Given exercise: Restate the records in their entirety, word for word.

Task material:
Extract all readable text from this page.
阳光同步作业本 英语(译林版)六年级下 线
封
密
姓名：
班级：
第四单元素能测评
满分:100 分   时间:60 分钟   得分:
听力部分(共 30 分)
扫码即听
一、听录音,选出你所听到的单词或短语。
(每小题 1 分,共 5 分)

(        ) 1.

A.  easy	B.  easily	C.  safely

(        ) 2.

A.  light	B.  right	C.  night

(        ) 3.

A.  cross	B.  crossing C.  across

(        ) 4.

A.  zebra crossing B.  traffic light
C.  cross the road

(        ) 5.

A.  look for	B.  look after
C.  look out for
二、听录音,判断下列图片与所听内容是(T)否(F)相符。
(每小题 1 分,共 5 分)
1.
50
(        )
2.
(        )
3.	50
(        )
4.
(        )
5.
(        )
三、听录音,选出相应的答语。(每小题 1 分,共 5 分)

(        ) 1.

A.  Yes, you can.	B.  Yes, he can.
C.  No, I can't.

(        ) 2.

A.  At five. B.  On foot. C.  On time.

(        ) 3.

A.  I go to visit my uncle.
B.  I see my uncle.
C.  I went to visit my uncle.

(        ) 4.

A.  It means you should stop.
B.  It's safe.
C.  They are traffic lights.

Result:
Extract all readable text from this page.
阳光同步作业本 英语(译林版)六年级下 线
封
密
姓名：
班级：
第四单元素能测评
满分:100 分   时间:60 分钟   得分:
听力部分(共 30 分)
扫码即听
一、听录音,选出你所听到的单词或短语。
(每小题 1 分,共 5 分)

(        ) 1.

A.  easy	B.  easily	C.  safely

(        ) 2.

A.  light	B.  right	C.  night

(        ) 3.

A.  cross	B.  crossing C.  across

(        ) 4.

A.  zebra crossing B.  traffic light
C.  cross the road

(        ) 5.

A.  look for	B.  look after
C.  look out for
二、听录音,判断下列图片与所听内容是(T)否(F)相符。
(每小题 1 分,共 5 分)
1.
50
(        )
2.
(        )
3.	50
(        )
4.
(        )
5.
(        )
三、听录音,选出相应的答语。(每小题 1 分,共 5 分)

(        ) 1.

A.  Yes, you can.	B.  Yes, he can.
C.  No, I can't.

(        ) 2.

A.  At five. B.  On foot. C.  On time.

(        ) 3.

A.  I go to visit my uncle.
B.  I see my uncle.
C.  I went to visit my uncle.

(        ) 4.

A.  It means you should stop.
B.  It's safe.
C.  They are traffic lights.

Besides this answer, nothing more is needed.